## Information shown
__________
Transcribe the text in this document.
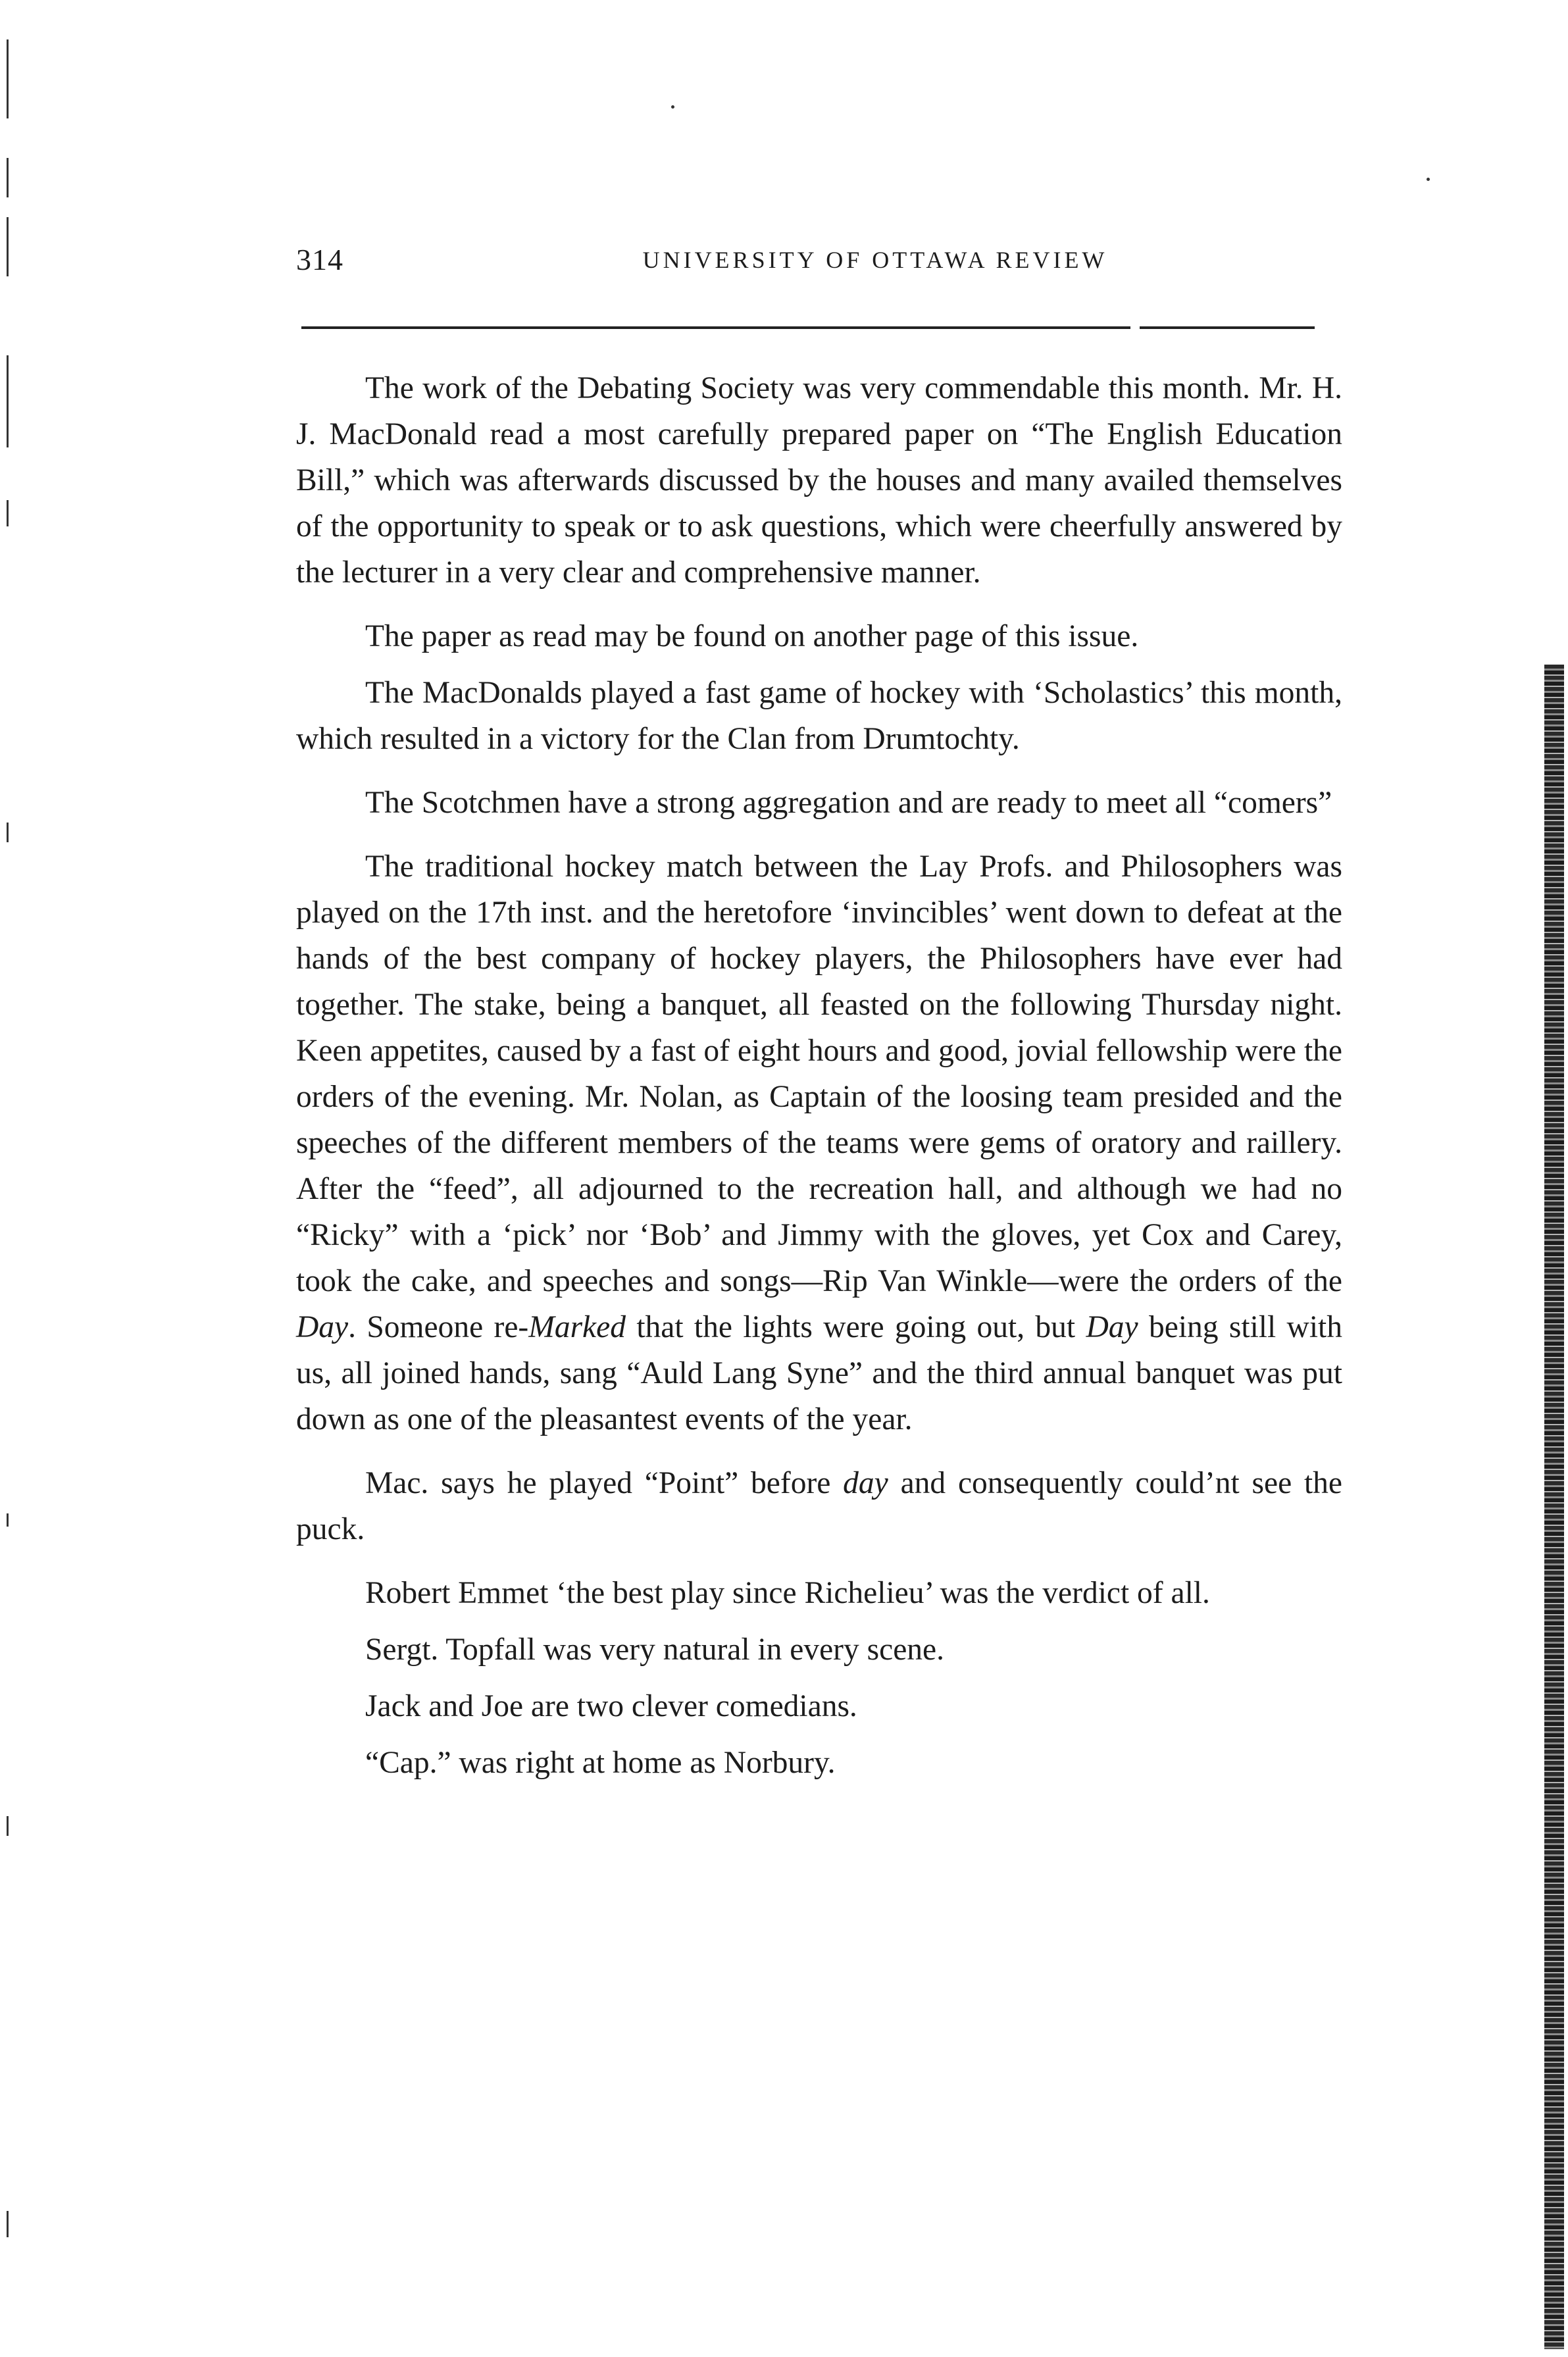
314	UNIVERSITY OF OTTAWA REVIEW

The work of the Debating Society was very commendable this month. Mr. H. J. MacDonald read a most carefully prepared paper on “The English Education Bill,” which was afterwards discussed by the houses and many availed themselves of the opportunity to speak or to ask questions, which were cheerfully answered by the lecturer in a very clear and comprehensive manner.

The paper as read may be found on another page of this issue.

The MacDonalds played a fast game of hockey with ‘Scholastics’ this month, which resulted in a victory for the Clan from Drumtochty.

The Scotchmen have a strong aggregation and are ready to meet all “comers”

The traditional hockey match between the Lay Profs. and Philosophers was played on the 17th inst. and the heretofore ‘invincibles’ went down to defeat at the hands of the best company of hockey players, the Philosophers have ever had together. The stake, being a banquet, all feasted on the following Thursday night. Keen appetites, caused by a fast of eight hours and good, jovial fellowship were the orders of the evening. Mr. Nolan, as Captain of the loosing team presided and the speeches of the different members of the teams were gems of oratory and raillery. After the “feed”, all adjourned to the recreation hall, and although we had no “Ricky” with a ‘pick’ nor ‘Bob’ and Jimmy with the gloves, yet Cox and Carey, took the cake, and speeches and songs—Rip Van Winkle—were the orders of the Day. Someone re-Marked that the lights were going out, but Day being still with us, all joined hands, sang “Auld Lang Syne” and the third annual banquet was put down as one of the pleasantest events of the year.

Mac. says he played “Point” before day and consequently could’nt see the puck.

Robert Emmet ‘the best play since Richelieu’ was the verdict of all.

Sergt. Topfall was very natural in every scene.

Jack and Joe are two clever comedians.

“Cap.” was right at home as Norbury.
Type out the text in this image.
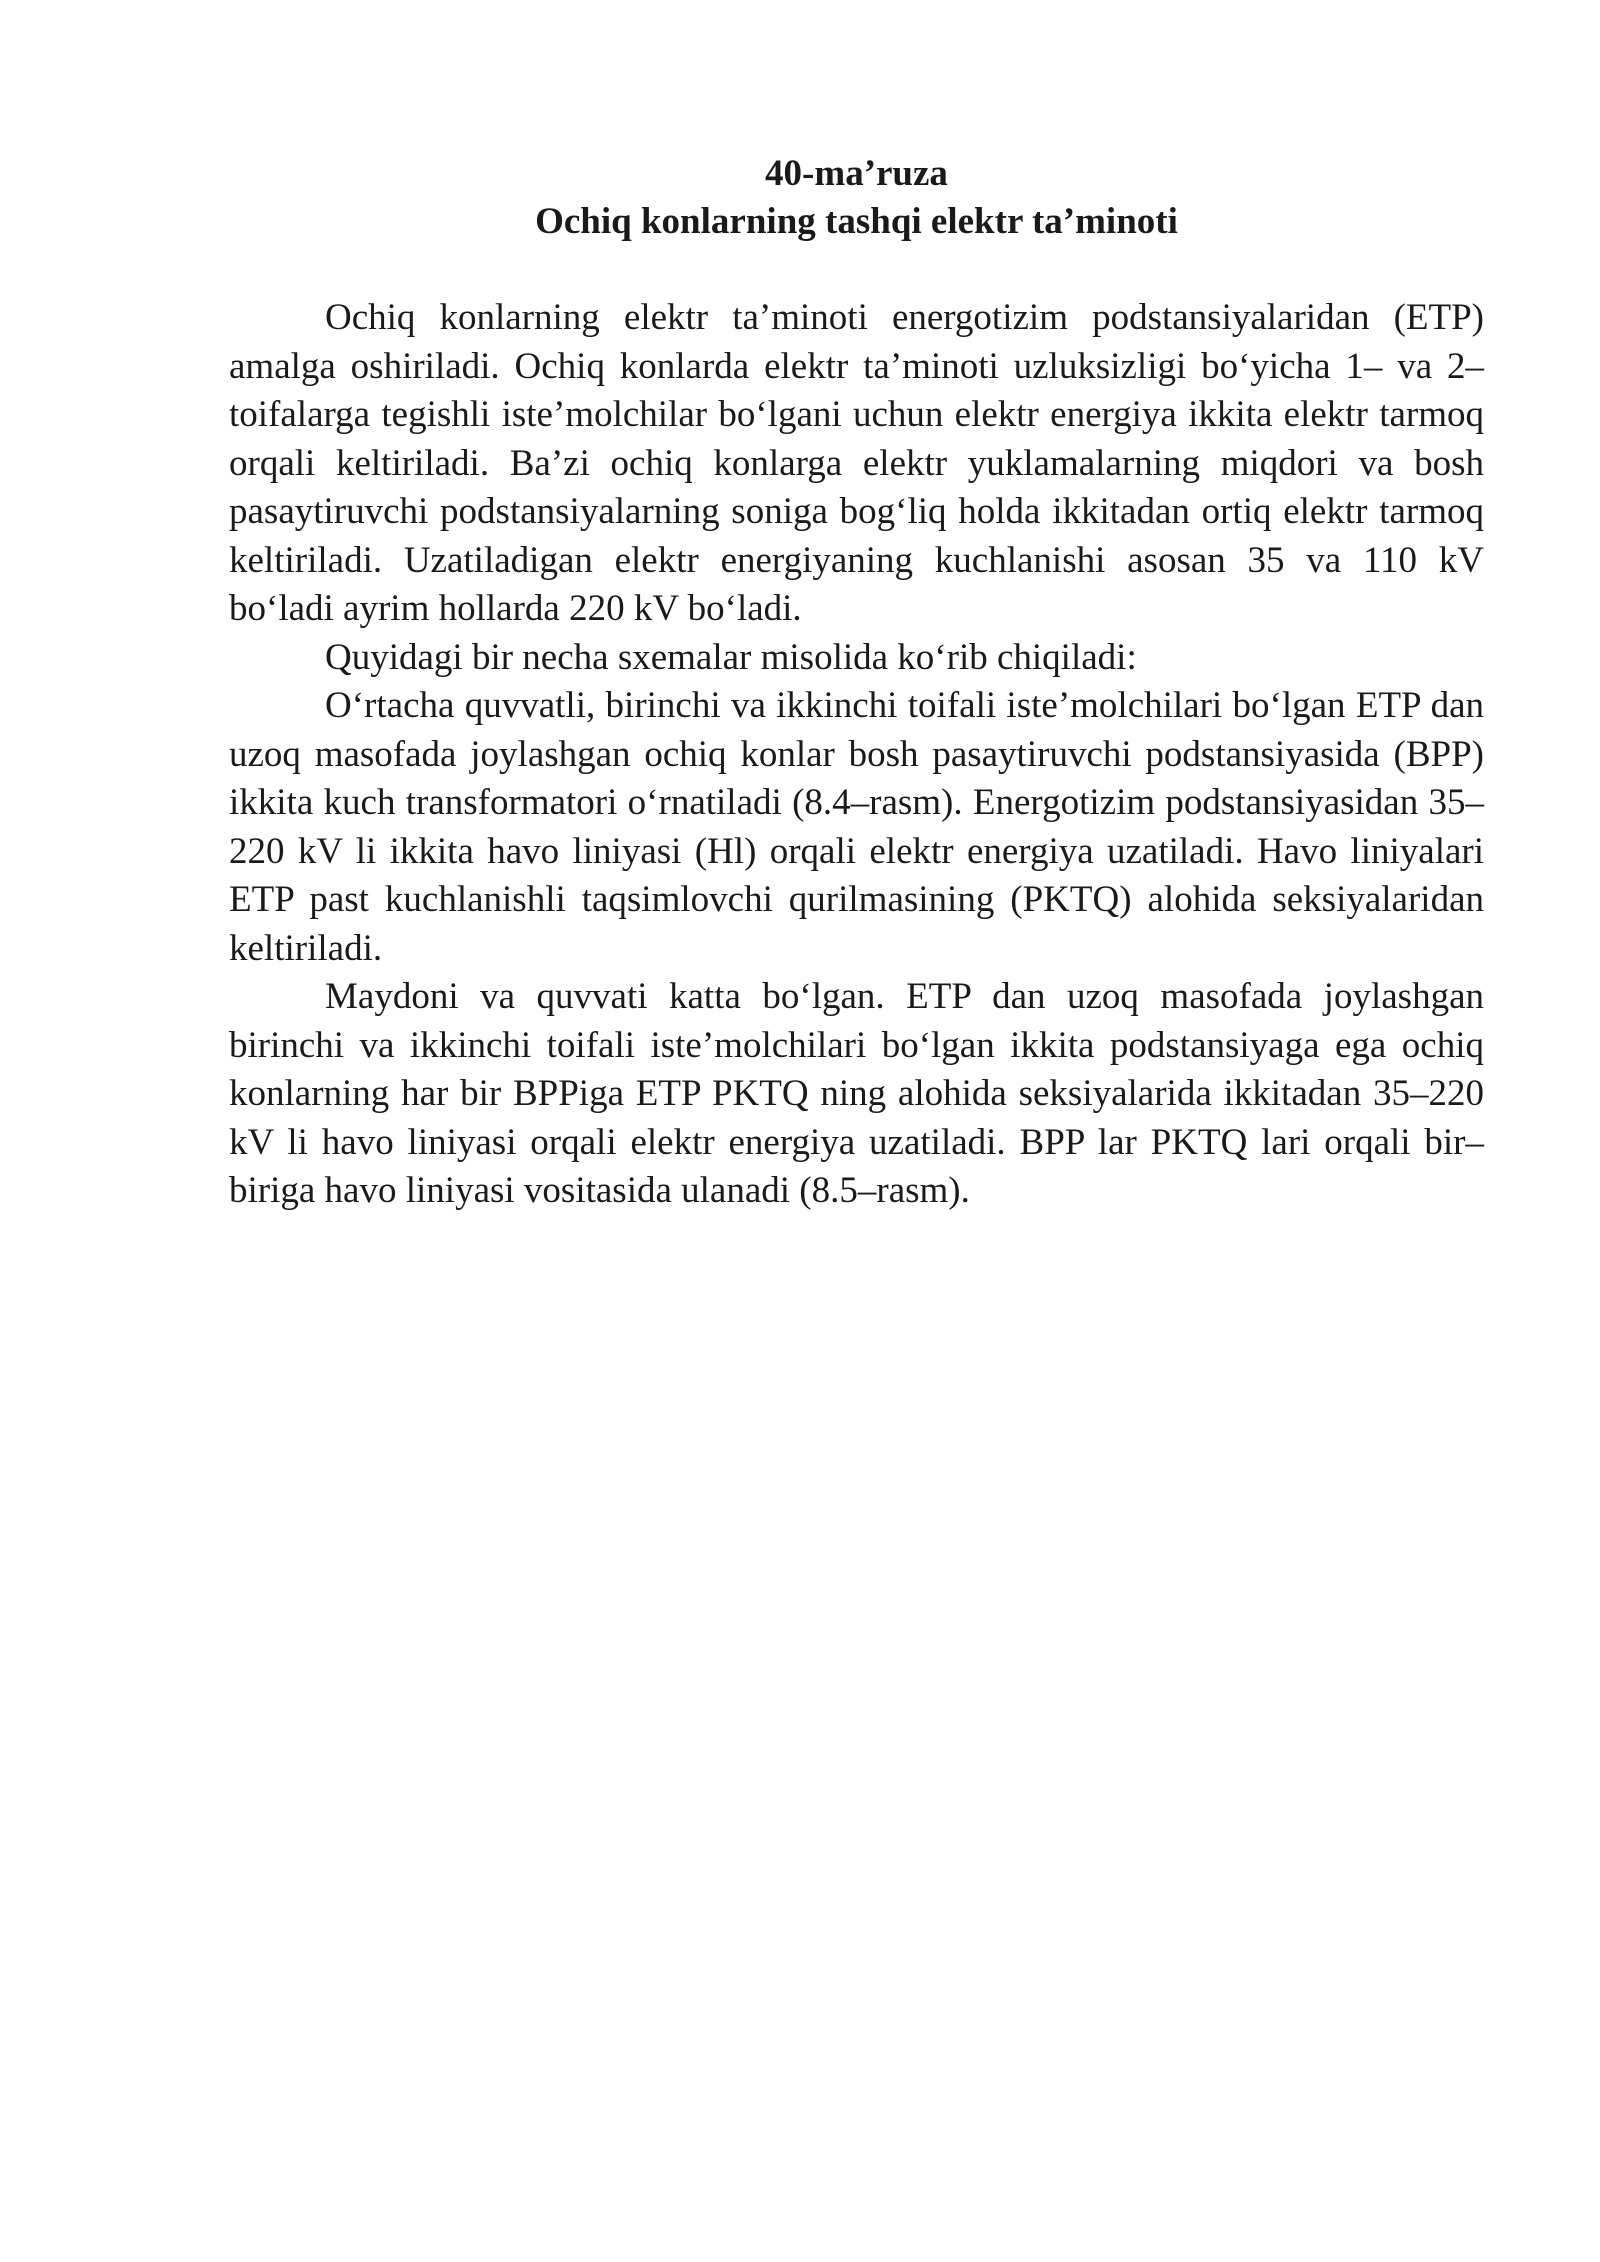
40-ma’ruza

Ochiq konlarning tashqi elektr ta’minoti

Ochiq konlarning elektr ta’minoti energotizim podstansiyalaridan (ETP) amalga oshiriladi. Ochiq konlarda elektr ta’minoti uzluksizligi bo‘yicha 1– va 2–toifalarga tegishli iste’molchilar bo‘lgani uchun elektr energiya ikkita elektr tarmoq orqali keltiriladi. Ba’zi ochiq konlarga elektr yuklamalarning miqdori va bosh pasaytiruvchi podstansiyalarning soniga bog‘liq holda ikkitadan ortiq elektr tarmoq keltiriladi. Uzatiladigan elektr energiyaning kuchlanishi asosan 35 va 110 kV bo‘ladi ayrim hollarda 220 kV bo‘ladi.

Quyidagi bir necha sxemalar misolida ko‘rib chiqiladi:

O‘rtacha quvvatli, birinchi va ikkinchi toifali iste’molchilari bo‘lgan ETP dan uzoq masofada joylashgan ochiq konlar bosh pasaytiruvchi podstansiyasida (BPP) ikkita kuch transformatori o‘rnatiladi (8.4–rasm). Energotizim podstansiyasidan 35–220 kV li ikkita havo liniyasi (Hl) orqali elektr energiya uzatiladi. Havo liniyalari ETP past kuchlanishli taqsimlovchi qurilmasining (PKTQ) alohida seksiyalaridan keltiriladi.

Maydoni va quvvati katta bo‘lgan. ETP dan uzoq masofada joylashgan birinchi va ikkinchi toifali iste’molchilari bo‘lgan ikkita podstansiyaga ega ochiq konlarning har bir BPPiga ETP PKTQ ning alohida seksiyalarida ikkitadan 35–220 kV li havo liniyasi orqali elektr energiya uzatiladi. BPP lar PKTQ lari orqali bir–biriga havo liniyasi vositasida ulanadi (8.5–rasm).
__________
## Required work
Transcribe the listing in full and omit the pictures.

## Answer to this problem
Transcribe the text in this document.
314	UNIVERSITY OF OTTAWA REVIEW

The work of the Debating Society was very commendable this month. Mr. H. J. MacDonald read a most carefully prepared paper on “The English Education Bill,” which was afterwards discussed by the houses and many availed themselves of the opportunity to speak or to ask questions, which were cheerfully answered by the lecturer in a very clear and comprehensive manner.

The paper as read may be found on another page of this issue.

The MacDonalds played a fast game of hockey with ‘Scholastics’ this month, which resulted in a victory for the Clan from Drumtochty.

The Scotchmen have a strong aggregation and are ready to meet all “comers”

The traditional hockey match between the Lay Profs. and Philosophers was played on the 17th inst. and the heretofore ‘invincibles’ went down to defeat at the hands of the best company of hockey players, the Philosophers have ever had together. The stake, being a banquet, all feasted on the following Thursday night. Keen appetites, caused by a fast of eight hours and good, jovial fellowship were the orders of the evening. Mr. Nolan, as Captain of the loosing team presided and the speeches of the different members of the teams were gems of oratory and raillery. After the “feed”, all adjourned to the recreation hall, and although we had no “Ricky” with a ‘pick’ nor ‘Bob’ and Jimmy with the gloves, yet Cox and Carey, took the cake, and speeches and songs—Rip Van Winkle—were the orders of the Day. Someone re-Marked that the lights were going out, but Day being still with us, all joined hands, sang “Auld Lang Syne” and the third annual banquet was put down as one of the pleasantest events of the year.

Mac. says he played “Point” before day and consequently could’nt see the puck.

Robert Emmet ‘the best play since Richelieu’ was the verdict of all.

Sergt. Topfall was very natural in every scene.

Jack and Joe are two clever comedians.

“Cap.” was right at home as Norbury.
Type out the text in this image.
40-ma’ruza

Ochiq konlarning tashqi elektr ta’minoti

Ochiq konlarning elektr ta’minoti energotizim podstansiyalaridan (ETP) amalga oshiriladi. Ochiq konlarda elektr ta’minoti uzluksizligi bo‘yicha 1– va 2–toifalarga tegishli iste’molchilar bo‘lgani uchun elektr energiya ikkita elektr tarmoq orqali keltiriladi. Ba’zi ochiq konlarga elektr yuklamalarning miqdori va bosh pasaytiruvchi podstansiyalarning soniga bog‘liq holda ikkitadan ortiq elektr tarmoq keltiriladi. Uzatiladigan elektr energiyaning kuchlanishi asosan 35 va 110 kV bo‘ladi ayrim hollarda 220 kV bo‘ladi.

Quyidagi bir necha sxemalar misolida ko‘rib chiqiladi:

O‘rtacha quvvatli, birinchi va ikkinchi toifali iste’molchilari bo‘lgan ETP dan uzoq masofada joylashgan ochiq konlar bosh pasaytiruvchi podstansiyasida (BPP) ikkita kuch transformatori o‘rnatiladi (8.4–rasm). Energotizim podstansiyasidan 35–220 kV li ikkita havo liniyasi (Hl) orqali elektr energiya uzatiladi. Havo liniyalari ETP past kuchlanishli taqsimlovchi qurilmasining (PKTQ) alohida seksiyalaridan keltiriladi.

Maydoni va quvvati katta bo‘lgan. ETP dan uzoq masofada joylashgan birinchi va ikkinchi toifali iste’molchilari bo‘lgan ikkita podstansiyaga ega ochiq konlarning har bir BPPiga ETP PKTQ ning alohida seksiyalarida ikkitadan 35–220 kV li havo liniyasi orqali elektr energiya uzatiladi. BPP lar PKTQ lari orqali bir–biriga havo liniyasi vositasida ulanadi (8.5–rasm).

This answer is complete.